■ Material supplied
"""
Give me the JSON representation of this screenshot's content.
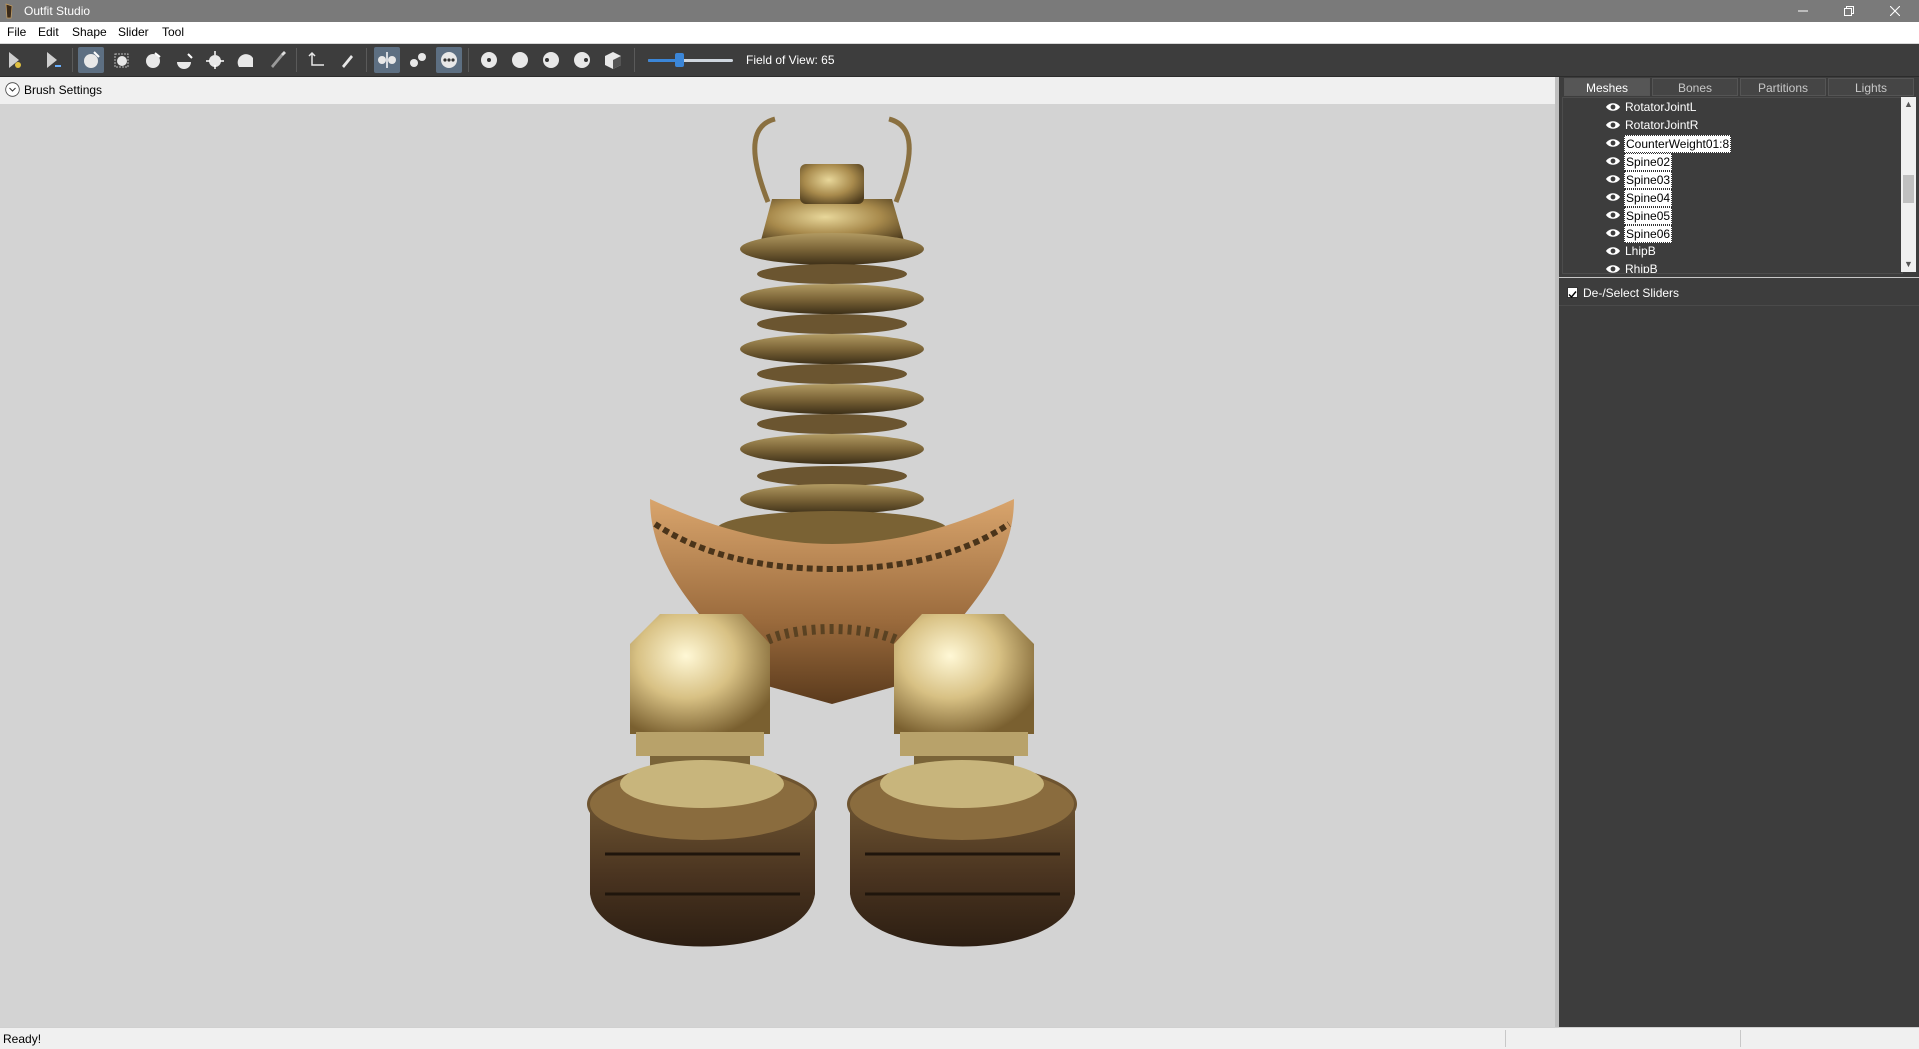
{
  "window": {
    "title": "Outfit Studio",
    "minimize_icon": "minimize-icon",
    "maximize_icon": "restore-icon",
    "close_icon": "close-icon"
  },
  "menu": [
    "File",
    "Edit",
    "Shape",
    "Slider",
    "Tool"
  ],
  "toolbar": {
    "buttons": [
      {
        "icon": "select-icon",
        "active": false
      },
      {
        "icon": "transform-icon",
        "active": false
      },
      {
        "icon": "mask-brush-icon",
        "active": true
      },
      {
        "icon": "inflate-brush-icon",
        "active": false
      },
      {
        "icon": "deflate-brush-icon",
        "active": false
      },
      {
        "icon": "move-brush-icon",
        "active": false
      },
      {
        "icon": "smooth-brush-icon",
        "active": false
      },
      {
        "icon": "weight-brush-icon",
        "active": false
      },
      {
        "icon": "color-brush-icon",
        "active": false
      },
      {
        "icon": "pivot-icon",
        "active": false
      },
      {
        "icon": "pen-icon",
        "active": false
      },
      {
        "icon": "mirror-x-icon",
        "active": true
      },
      {
        "icon": "connected-only-icon",
        "active": false
      },
      {
        "icon": "global-brush-icon",
        "active": true
      },
      {
        "icon": "front-view-icon",
        "active": false
      },
      {
        "icon": "back-view-icon",
        "active": false
      },
      {
        "icon": "left-view-icon",
        "active": false
      },
      {
        "icon": "right-view-icon",
        "active": false
      },
      {
        "icon": "perspective-cube-icon",
        "active": false
      }
    ],
    "fov_label": "Field of View: 65",
    "fov_fraction": 0.37
  },
  "viewport": {
    "brush_settings_label": "Brush Settings",
    "background_color": "#d3d3d3"
  },
  "panel": {
    "tabs": [
      {
        "label": "Meshes",
        "active": true
      },
      {
        "label": "Bones",
        "active": false
      },
      {
        "label": "Partitions",
        "active": false
      },
      {
        "label": "Lights",
        "active": false
      }
    ],
    "tree": [
      {
        "label": "RotatorJointL",
        "selected": false
      },
      {
        "label": "RotatorJointR",
        "selected": false
      },
      {
        "label": "CounterWeight01:8",
        "selected": true
      },
      {
        "label": "Spine02",
        "selected": true
      },
      {
        "label": "Spine03",
        "selected": true
      },
      {
        "label": "Spine04",
        "selected": true
      },
      {
        "label": "Spine05",
        "selected": true
      },
      {
        "label": "Spine06",
        "selected": true
      },
      {
        "label": "LhipB",
        "selected": false
      },
      {
        "label": "RhipB",
        "selected": false
      }
    ],
    "deselect_sliders_label": "De-/Select Sliders",
    "deselect_checked": true
  },
  "status": {
    "text": "Ready!"
  }
}
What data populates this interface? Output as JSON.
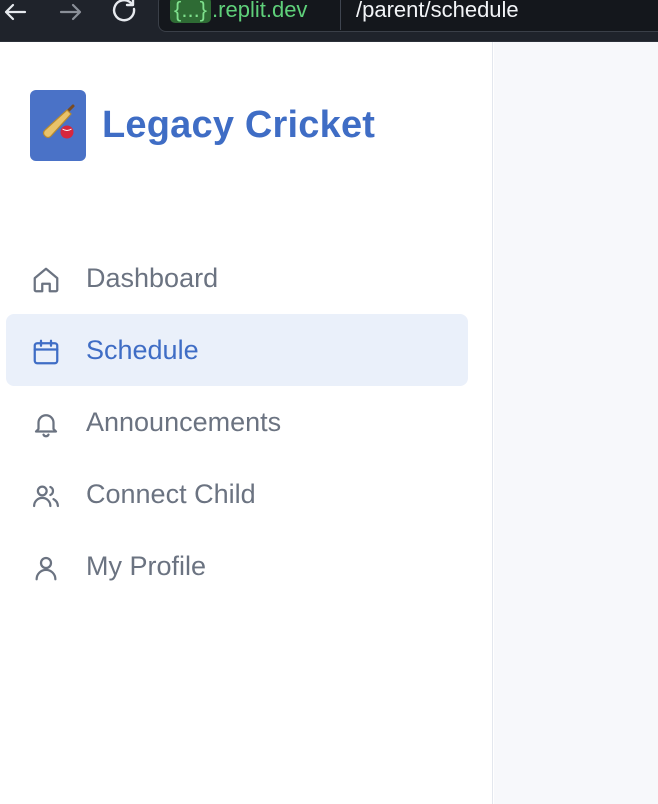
{
  "browser": {
    "host_placeholder": "{...}",
    "host_suffix": ".replit.dev",
    "path": "/parent/schedule"
  },
  "brand": {
    "title": "Legacy Cricket",
    "logo_icon": "cricket-bat-icon"
  },
  "sidebar": {
    "items": [
      {
        "label": "Dashboard",
        "icon": "home-icon",
        "active": false
      },
      {
        "label": "Schedule",
        "icon": "calendar-icon",
        "active": true
      },
      {
        "label": "Announcements",
        "icon": "bell-icon",
        "active": false
      },
      {
        "label": "Connect Child",
        "icon": "users-icon",
        "active": false
      },
      {
        "label": "My Profile",
        "icon": "user-icon",
        "active": false
      }
    ]
  },
  "colors": {
    "accent": "#3f6dc5",
    "active_bg": "#eaf0fa",
    "muted_text": "#6b7381"
  }
}
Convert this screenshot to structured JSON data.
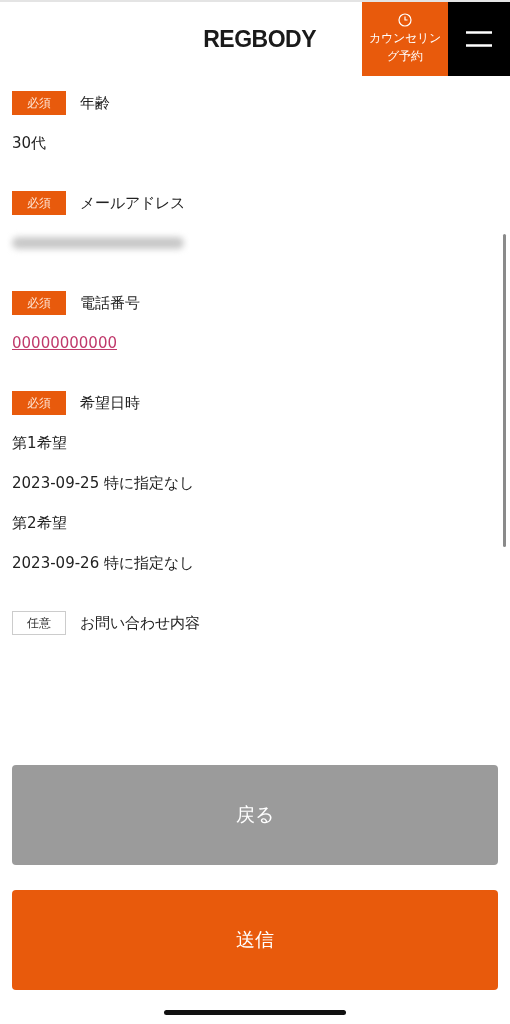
{
  "header": {
    "logo": "REGBODY",
    "booking_button": "カウンセリング予約"
  },
  "fields": [
    {
      "tag": "必須",
      "kind": "required",
      "label": "年齢",
      "values": [
        {
          "kind": "text",
          "text": "30代"
        }
      ]
    },
    {
      "tag": "必須",
      "kind": "required",
      "label": "メールアドレス",
      "values": [
        {
          "kind": "blurred"
        }
      ]
    },
    {
      "tag": "必須",
      "kind": "required",
      "label": "電話番号",
      "values": [
        {
          "kind": "link",
          "text": "00000000000"
        }
      ]
    },
    {
      "tag": "必須",
      "kind": "required",
      "label": "希望日時",
      "values": [
        {
          "kind": "text",
          "text": "第1希望"
        },
        {
          "kind": "text",
          "text": "2023-09-25 特に指定なし"
        },
        {
          "kind": "text",
          "text": "第2希望"
        },
        {
          "kind": "text",
          "text": "2023-09-26 特に指定なし"
        }
      ]
    },
    {
      "tag": "任意",
      "kind": "optional",
      "label": "お問い合わせ内容"
    }
  ],
  "buttons": [
    {
      "kind": "back",
      "label": "戻る"
    },
    {
      "kind": "submit",
      "label": "送信"
    }
  ]
}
"""
■ The task
Choose all lines containing the string "data" and copy them out.

■ Solution for this problem
What data populates this interface? Output as JSON.
Convert this screenshot to structured JSON data.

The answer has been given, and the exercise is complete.